**YOUR OBJECTIVE:**
Determine the number of lines in these entries that hold the word "button". Give the number and nothing more.

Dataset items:
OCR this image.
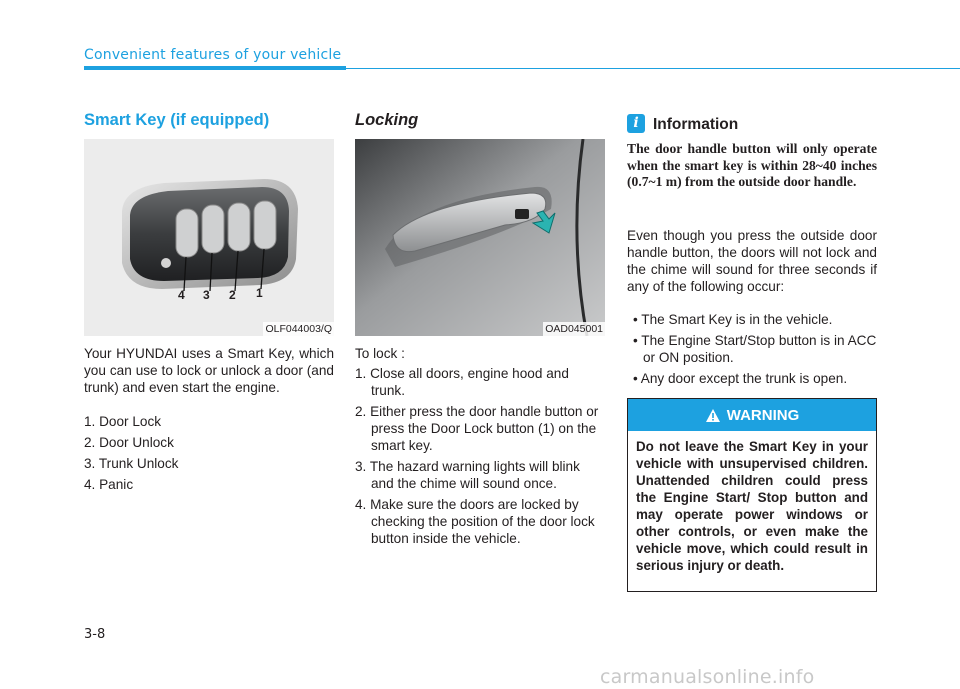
Convenient features of your vehicle
Smart Key (if equipped)
4 3 2 1
OLF044003/Q
Your HYUNDAI uses a Smart Key, which you can use to lock or unlock a door (and trunk) and even start the engine.
1. Door Lock
2. Door Unlock
3. Trunk Unlock
4. Panic
Locking
OAD045001
To lock :
1. Close all doors, engine hood and trunk.
2. Either press the door handle button or press the Door Lock button (1) on the smart key.
3. The hazard warning lights will blink and the chime will sound once.
4. Make sure the doors are locked by checking the position of the door lock button inside the vehicle.
i Information
The door handle button will only operate when the smart key is within 28~40 inches (0.7~1 m) from the outside door handle.
Even though you press the outside door handle button, the doors will not lock and the chime will sound for three seconds if any of the following occur:
• The Smart Key is in the vehicle.
• The Engine Start/Stop button is in ACC or ON position.
• Any door except the trunk is open.
WARNING
Do not leave the Smart Key in your vehicle with unsupervised children. Unattended children could press the Engine Start/ Stop button and may operate power windows or other controls, or even make the vehicle move, which could result in serious injury or death.
3-8
carmanualsonline.info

**EXERCISE OUTPUT:**
6